**YOUR OBJECTIVE:** Write out every entry, unchanged. Skip any picture.

* START DATA PROVIDED *

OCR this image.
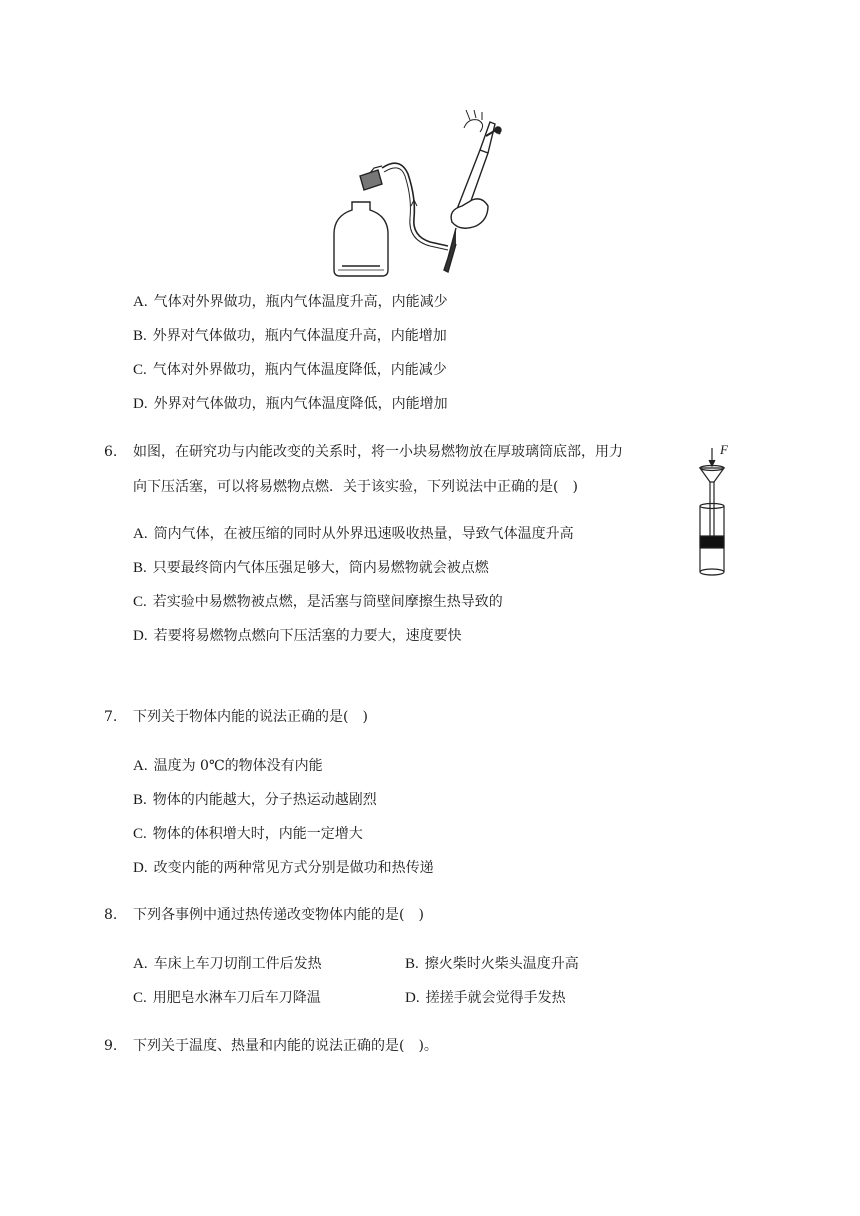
A. 气体对外界做功，瓶内气体温度升高，内能减少
B. 外界对气体做功，瓶内气体温度升高，内能增加
C. 气体对外界做功，瓶内气体温度降低，内能减少
D. 外界对气体做功，瓶内气体温度降低，内能增加
6. 如图，在研究功与内能改变的关系时，将一小块易燃物放在厚玻璃筒底部，用力
向下压活塞，可以将易燃物点燃．关于该实验，下列说法中正确的是(　)
F
A. 筒内气体，在被压缩的同时从外界迅速吸收热量，导致气体温度升高
B. 只要最终筒内气体压强足够大，筒内易燃物就会被点燃
C. 若实验中易燃物被点燃，是活塞与筒壁间摩擦生热导致的
D. 若要将易燃物点燃向下压活塞的力要大，速度要快
7. 下列关于物体内能的说法正确的是(　)
A. 温度为 0℃的物体没有内能
B. 物体的内能越大，分子热运动越剧烈
C. 物体的体积增大时，内能一定增大
D. 改变内能的两种常见方式分别是做功和热传递
8. 下列各事例中通过热传递改变物体内能的是(　)
A. 车床上车刀切削工件后发热	B. 擦火柴时火柴头温度升高
C. 用肥皂水淋车刀后车刀降温	D. 搓搓手就会觉得手发热
9. 下列关于温度、热量和内能的说法正确的是(　)。
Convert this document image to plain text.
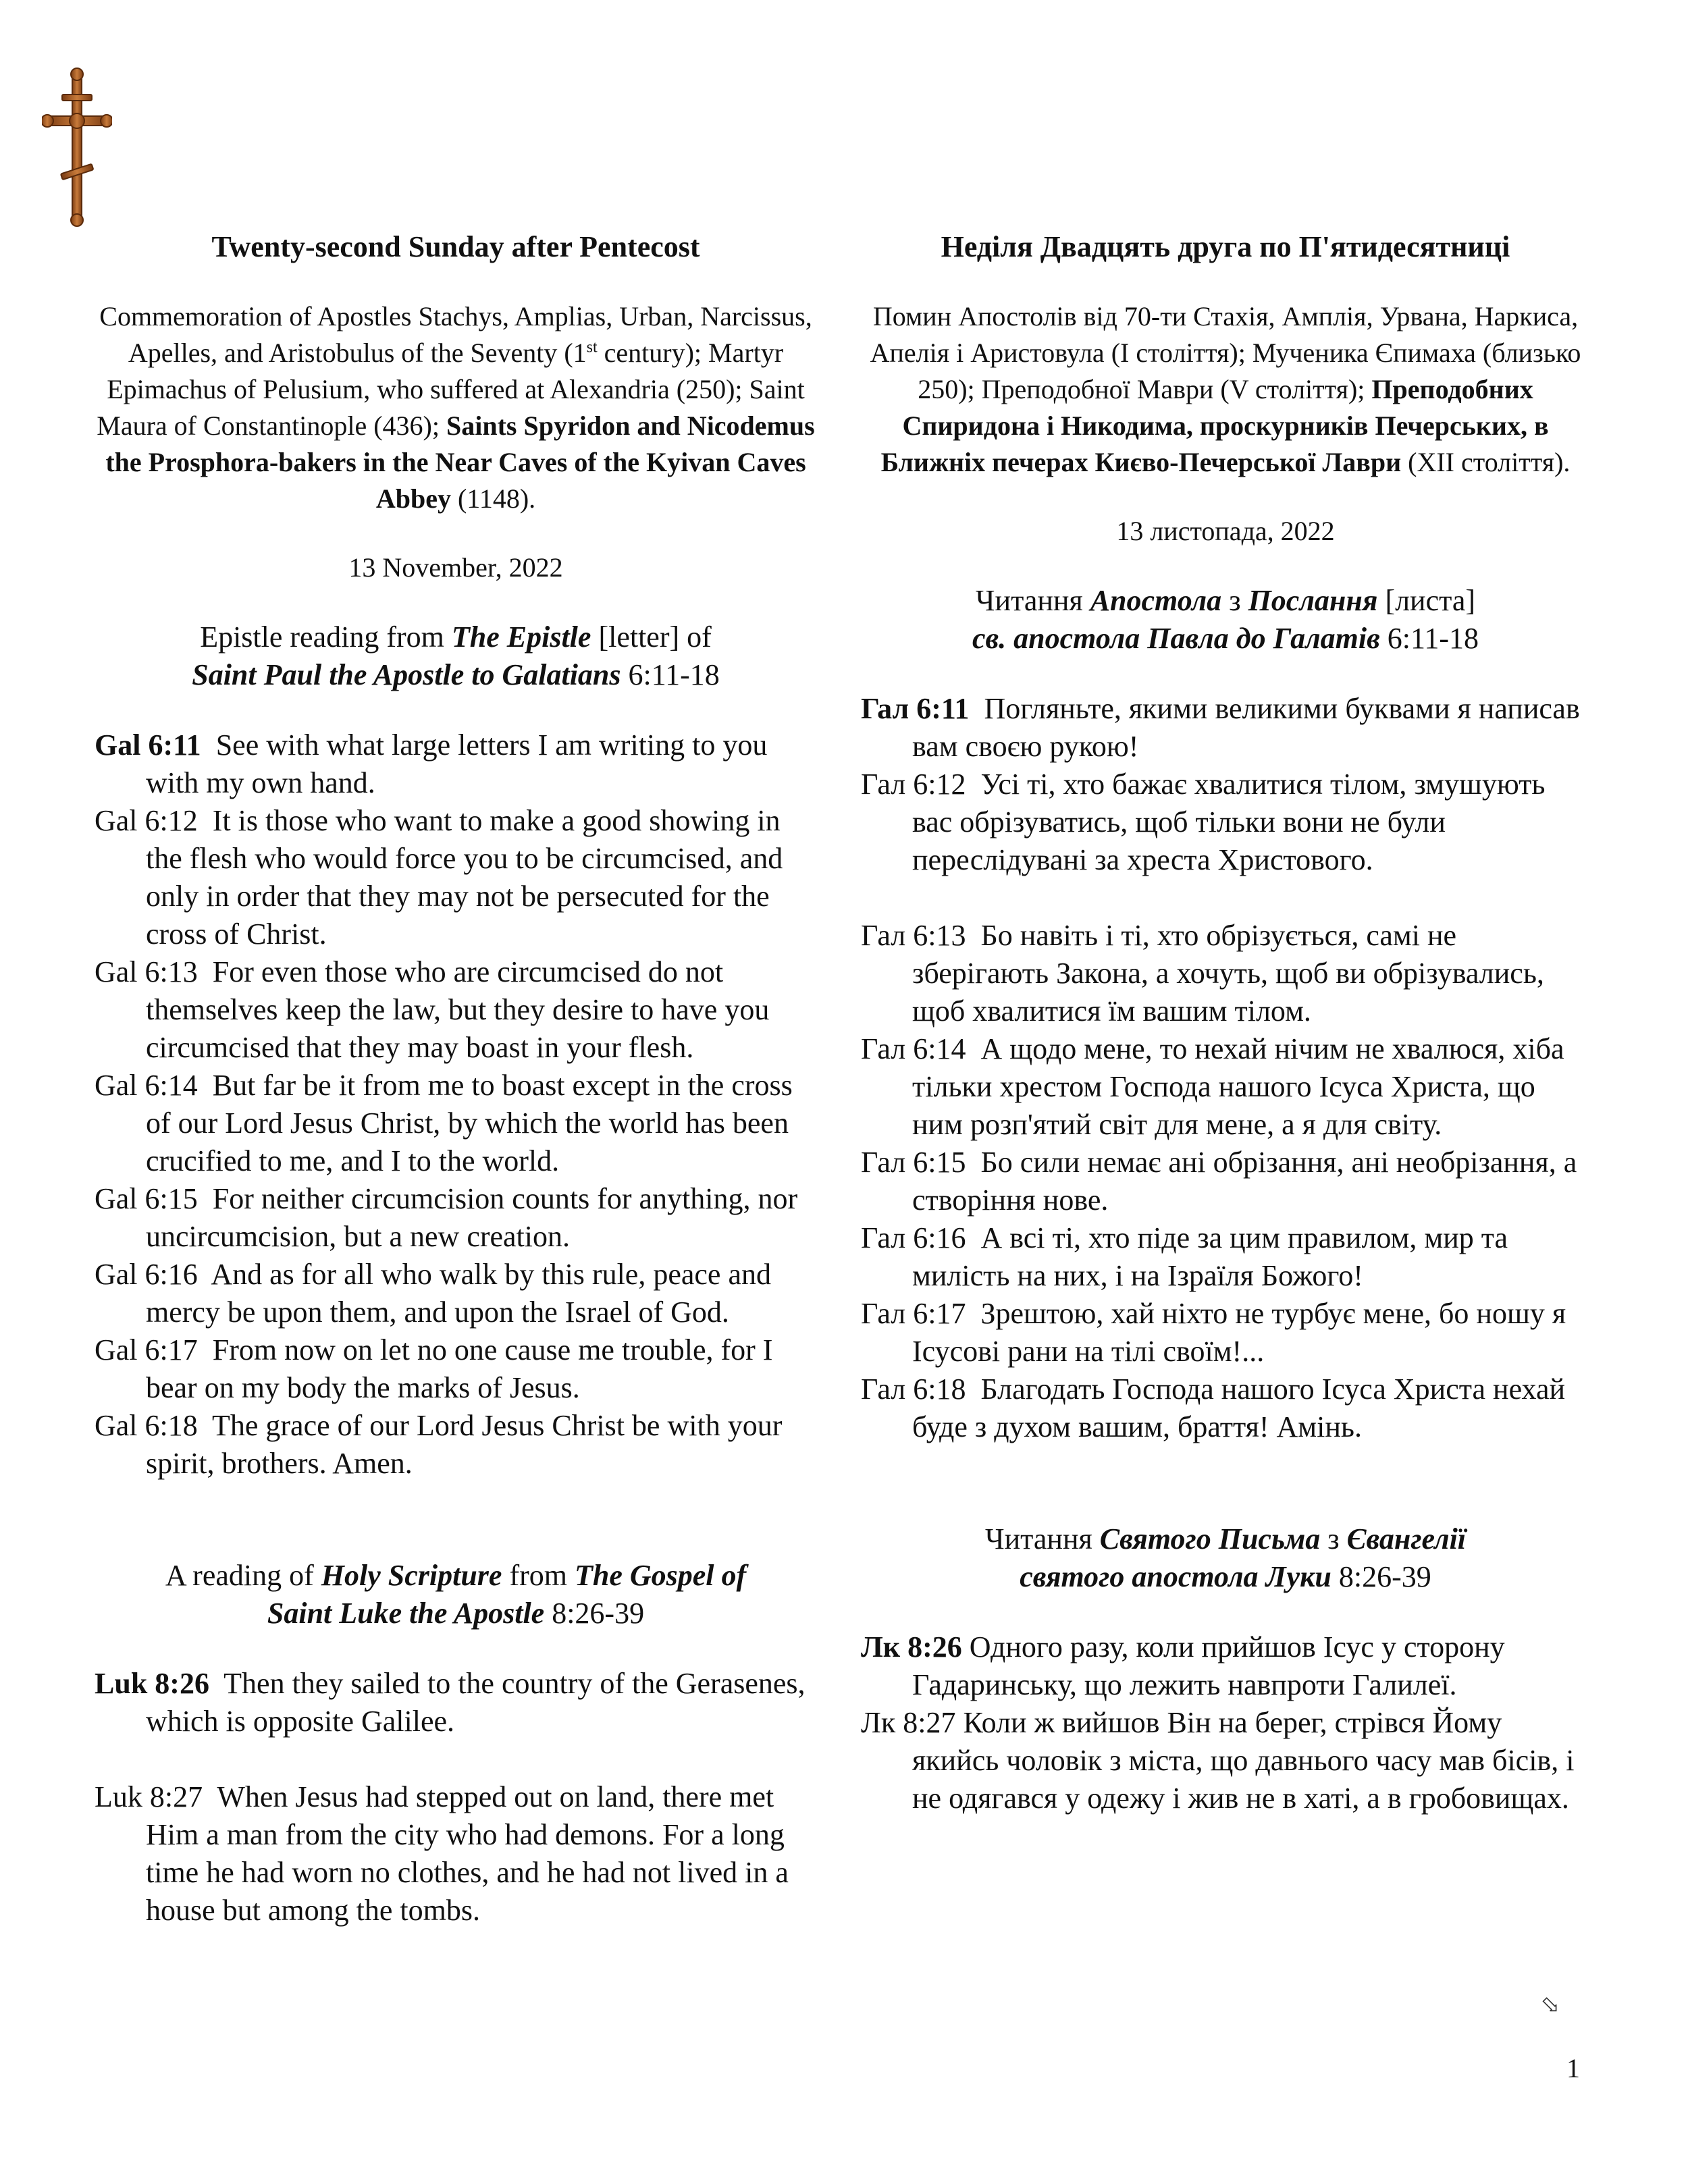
Twenty-second Sunday after Pentecost
Commemoration of Apostles Stachys, Amplias, Urban, Narcissus, Apelles, and Aristobulus of the Seventy (1st century); Martyr Epimachus of Pelusium, who suffered at Alexandria (250); Saint Maura of Constantinople (436); Saints Spyridon and Nicodemus the Prosphora-bakers in the Near Caves of the Kyivan Caves Abbey (1148).
13 November, 2022
Epistle reading from The Epistle [letter] of
Saint Paul the Apostle to Galatians 6:11-18

Gal 6:11 See with what large letters I am writing to you with my own hand.

Gal 6:12 It is those who want to make a good showing in the flesh who would force you to be circumcised, and only in order that they may not be persecuted for the cross of Christ.

Gal 6:13 For even those who are circumcised do not themselves keep the law, but they desire to have you circumcised that they may boast in your flesh.

Gal 6:14 But far be it from me to boast except in the cross of our Lord Jesus Christ, by which the world has been crucified to me, and I to the world.

Gal 6:15 For neither circumcision counts for anything, nor uncircumcision, but a new creation.

Gal 6:16 And as for all who walk by this rule, peace and mercy be upon them, and upon the Israel of God.

Gal 6:17 From now on let no one cause me trouble, for I bear on my body the marks of Jesus.

Gal 6:18 The grace of our Lord Jesus Christ be with your spirit, brothers. Amen.

A reading of Holy Scripture from The Gospel of
Saint Luke the Apostle 8:26-39

Luk 8:26 Then they sailed to the country of the Gerasenes, which is opposite Galilee.

Luk 8:27 When Jesus had stepped out on land, there met Him a man from the city who had demons. For a long time he had worn no clothes, and he had not lived in a house but among the tombs.

Неділя Двадцять друга по П'ятидесятниці
Помин Апостолів від 70-ти Стахія, Амплія, Урвана, Наркиса, Апелія і Аристовула (І століття); Мученика Єпимаха (близько 250); Преподобної Маври (V століття); Преподобних Спиридона і Никодима, проскурників Печерських, в Ближніх печерах Києво-Печерської Лаври (XII століття).
13 листопада, 2022
Читання Апостола з Послання [листа]
св. апостола Павла до Галатів 6:11-18

Гал 6:11 Погляньте, якими великими буквами я написав вам своєю рукою!

Гал 6:12 Усі ті, хто бажає хвалитися тілом, змушують вас обрізуватись, щоб тільки вони не були переслідувані за хреста Христового.

Гал 6:13 Бо навіть і ті, хто обрізується, самі не зберігають Закона, а хочуть, щоб ви обрізувались, щоб хвалитися їм вашим тілом.

Гал 6:14 А щодо мене, то нехай нічим не хвалюся, хіба тільки хрестом Господа нашого Ісуса Христа, що ним розп'ятий світ для мене, а я для світу.

Гал 6:15 Бо сили немає ані обрізання, ані необрізання, а створіння нове.

Гал 6:16 А всі ті, хто піде за цим правилом, мир та милість на них, і на Ізраїля Божого!

Гал 6:17 Зрештою, хай ніхто не турбує мене, бо ношу я Ісусові рани на тілі своїм!...

Гал 6:18 Благодать Господа нашого Ісуса Христа нехай буде з духом вашим, браття! Амінь.

Читання Святого Письма з Євангелії
святого апостола Луки 8:26-39

Лк 8:26 Одного разу, коли прийшов Ісус у сторону Гадаринську, що лежить навпроти Галилеї.

Лк 8:27 Коли ж вийшов Він на берег, стрівся Йому якийсь чоловік з міста, що давнього часу мав бісів, і не одягався у одежу і жив не в хаті, а в гробовищах.

⬂
1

* END DATA PROVIDED *

**TASK SOLUTION:**
OCR this image.
A. 气体对外界做功，瓶内气体温度升高，内能减少
B. 外界对气体做功，瓶内气体温度升高，内能增加
C. 气体对外界做功，瓶内气体温度降低，内能减少
D. 外界对气体做功，瓶内气体温度降低，内能增加
6. 如图，在研究功与内能改变的关系时，将一小块易燃物放在厚玻璃筒底部，用力
向下压活塞，可以将易燃物点燃．关于该实验，下列说法中正确的是(　)
F
A. 筒内气体，在被压缩的同时从外界迅速吸收热量，导致气体温度升高
B. 只要最终筒内气体压强足够大，筒内易燃物就会被点燃
C. 若实验中易燃物被点燃，是活塞与筒壁间摩擦生热导致的
D. 若要将易燃物点燃向下压活塞的力要大，速度要快
7. 下列关于物体内能的说法正确的是(　)
A. 温度为 0℃的物体没有内能
B. 物体的内能越大，分子热运动越剧烈
C. 物体的体积增大时，内能一定增大
D. 改变内能的两种常见方式分别是做功和热传递
8. 下列各事例中通过热传递改变物体内能的是(　)
A. 车床上车刀切削工件后发热	B. 擦火柴时火柴头温度升高
C. 用肥皂水淋车刀后车刀降温	D. 搓搓手就会觉得手发热
9. 下列关于温度、热量和内能的说法正确的是(　)。
Convert this document image to plain text.
Twenty-second Sunday after Pentecost
Commemoration of Apostles Stachys, Amplias, Urban, Narcissus, Apelles, and Aristobulus of the Seventy (1st century); Martyr Epimachus of Pelusium, who suffered at Alexandria (250); Saint Maura of Constantinople (436); Saints Spyridon and Nicodemus the Prosphora-bakers in the Near Caves of the Kyivan Caves Abbey (1148).
13 November, 2022
Epistle reading from The Epistle [letter] of
Saint Paul the Apostle to Galatians 6:11-18

Gal 6:11 See with what large letters I am writing to you with my own hand.

Gal 6:12 It is those who want to make a good showing in the flesh who would force you to be circumcised, and only in order that they may not be persecuted for the cross of Christ.

Gal 6:13 For even those who are circumcised do not themselves keep the law, but they desire to have you circumcised that they may boast in your flesh.

Gal 6:14 But far be it from me to boast except in the cross of our Lord Jesus Christ, by which the world has been crucified to me, and I to the world.

Gal 6:15 For neither circumcision counts for anything, nor uncircumcision, but a new creation.

Gal 6:16 And as for all who walk by this rule, peace and mercy be upon them, and upon the Israel of God.

Gal 6:17 From now on let no one cause me trouble, for I bear on my body the marks of Jesus.

Gal 6:18 The grace of our Lord Jesus Christ be with your spirit, brothers. Amen.

A reading of Holy Scripture from The Gospel of
Saint Luke the Apostle 8:26-39

Luk 8:26 Then they sailed to the country of the Gerasenes, which is opposite Galilee.

Luk 8:27 When Jesus had stepped out on land, there met Him a man from the city who had demons. For a long time he had worn no clothes, and he had not lived in a house but among the tombs.

Неділя Двадцять друга по П'ятидесятниці
Помин Апостолів від 70-ти Стахія, Амплія, Урвана, Наркиса, Апелія і Аристовула (І століття); Мученика Єпимаха (близько 250); Преподобної Маври (V століття); Преподобних Спиридона і Никодима, проскурників Печерських, в Ближніх печерах Києво-Печерської Лаври (XII століття).
13 листопада, 2022
Читання Апостола з Послання [листа]
св. апостола Павла до Галатів 6:11-18

Гал 6:11 Погляньте, якими великими буквами я написав вам своєю рукою!

Гал 6:12 Усі ті, хто бажає хвалитися тілом, змушують вас обрізуватись, щоб тільки вони не були переслідувані за хреста Христового.

Гал 6:13 Бо навіть і ті, хто обрізується, самі не зберігають Закона, а хочуть, щоб ви обрізувались, щоб хвалитися їм вашим тілом.

Гал 6:14 А щодо мене, то нехай нічим не хвалюся, хіба тільки хрестом Господа нашого Ісуса Христа, що ним розп'ятий світ для мене, а я для світу.

Гал 6:15 Бо сили немає ані обрізання, ані необрізання, а створіння нове.

Гал 6:16 А всі ті, хто піде за цим правилом, мир та милість на них, і на Ізраїля Божого!

Гал 6:17 Зрештою, хай ніхто не турбує мене, бо ношу я Ісусові рани на тілі своїм!...

Гал 6:18 Благодать Господа нашого Ісуса Христа нехай буде з духом вашим, браття! Амінь.

Читання Святого Письма з Євангелії
святого апостола Луки 8:26-39

Лк 8:26 Одного разу, коли прийшов Ісус у сторону Гадаринську, що лежить навпроти Галилеї.

Лк 8:27 Коли ж вийшов Він на берег, стрівся Йому якийсь чоловік з міста, що давнього часу мав бісів, і не одягався у одежу і жив не в хаті, а в гробовищах.

⬂
1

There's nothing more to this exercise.